▶ What this task involves
From the entries that follow, extract each line holding the string "meal".

▶ Entries from a dataset
***

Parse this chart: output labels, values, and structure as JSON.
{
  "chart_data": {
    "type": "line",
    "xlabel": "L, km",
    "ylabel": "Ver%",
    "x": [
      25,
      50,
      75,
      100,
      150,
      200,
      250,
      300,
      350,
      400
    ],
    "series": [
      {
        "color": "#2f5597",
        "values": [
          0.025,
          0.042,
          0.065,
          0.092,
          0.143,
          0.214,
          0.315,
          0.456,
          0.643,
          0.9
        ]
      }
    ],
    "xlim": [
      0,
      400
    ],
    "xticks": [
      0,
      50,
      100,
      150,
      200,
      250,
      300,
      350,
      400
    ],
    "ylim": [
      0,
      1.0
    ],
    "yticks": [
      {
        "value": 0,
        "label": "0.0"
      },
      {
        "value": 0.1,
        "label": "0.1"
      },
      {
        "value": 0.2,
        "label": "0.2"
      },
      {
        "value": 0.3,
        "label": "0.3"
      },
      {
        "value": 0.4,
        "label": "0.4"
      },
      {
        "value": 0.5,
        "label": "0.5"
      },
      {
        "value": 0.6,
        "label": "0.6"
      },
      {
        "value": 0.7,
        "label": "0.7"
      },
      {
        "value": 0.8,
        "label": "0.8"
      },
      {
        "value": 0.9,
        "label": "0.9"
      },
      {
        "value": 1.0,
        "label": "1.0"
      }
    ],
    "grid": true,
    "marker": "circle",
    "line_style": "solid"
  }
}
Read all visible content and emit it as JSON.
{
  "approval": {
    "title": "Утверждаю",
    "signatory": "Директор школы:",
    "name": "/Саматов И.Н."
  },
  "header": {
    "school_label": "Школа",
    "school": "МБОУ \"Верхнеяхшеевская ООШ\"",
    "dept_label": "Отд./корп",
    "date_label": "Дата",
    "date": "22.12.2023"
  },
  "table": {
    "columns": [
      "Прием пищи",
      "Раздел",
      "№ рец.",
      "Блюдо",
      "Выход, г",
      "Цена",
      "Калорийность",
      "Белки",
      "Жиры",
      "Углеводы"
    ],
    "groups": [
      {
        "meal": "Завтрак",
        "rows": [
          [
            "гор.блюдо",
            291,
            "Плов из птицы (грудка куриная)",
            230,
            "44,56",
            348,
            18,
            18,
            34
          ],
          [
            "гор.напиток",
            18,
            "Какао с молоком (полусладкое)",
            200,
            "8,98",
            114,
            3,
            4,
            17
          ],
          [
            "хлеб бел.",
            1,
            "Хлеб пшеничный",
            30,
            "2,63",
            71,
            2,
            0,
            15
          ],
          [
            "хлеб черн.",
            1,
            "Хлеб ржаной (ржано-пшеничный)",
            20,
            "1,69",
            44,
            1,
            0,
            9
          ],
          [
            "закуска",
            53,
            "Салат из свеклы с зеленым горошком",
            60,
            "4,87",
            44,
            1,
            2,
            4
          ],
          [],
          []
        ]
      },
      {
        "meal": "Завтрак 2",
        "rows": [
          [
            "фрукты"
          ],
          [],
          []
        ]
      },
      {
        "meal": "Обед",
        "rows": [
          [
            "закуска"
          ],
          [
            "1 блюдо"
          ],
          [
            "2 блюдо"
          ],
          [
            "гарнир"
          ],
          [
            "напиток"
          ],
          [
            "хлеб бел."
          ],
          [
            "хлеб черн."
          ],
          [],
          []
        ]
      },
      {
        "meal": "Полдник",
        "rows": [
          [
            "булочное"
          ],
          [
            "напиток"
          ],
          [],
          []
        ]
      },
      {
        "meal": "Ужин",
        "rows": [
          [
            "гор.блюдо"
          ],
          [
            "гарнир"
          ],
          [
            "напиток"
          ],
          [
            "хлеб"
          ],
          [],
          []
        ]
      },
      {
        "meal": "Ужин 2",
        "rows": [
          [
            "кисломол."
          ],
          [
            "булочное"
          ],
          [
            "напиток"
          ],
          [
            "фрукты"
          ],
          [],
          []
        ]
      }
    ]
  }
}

***

▶ Result of the exercise
        "meal": "Завтрак",
        "meal": "Завтрак 2",
        "meal": "Обед",
        "meal": "Полдник",
        "meal": "Ужин",
        "meal": "Ужин 2",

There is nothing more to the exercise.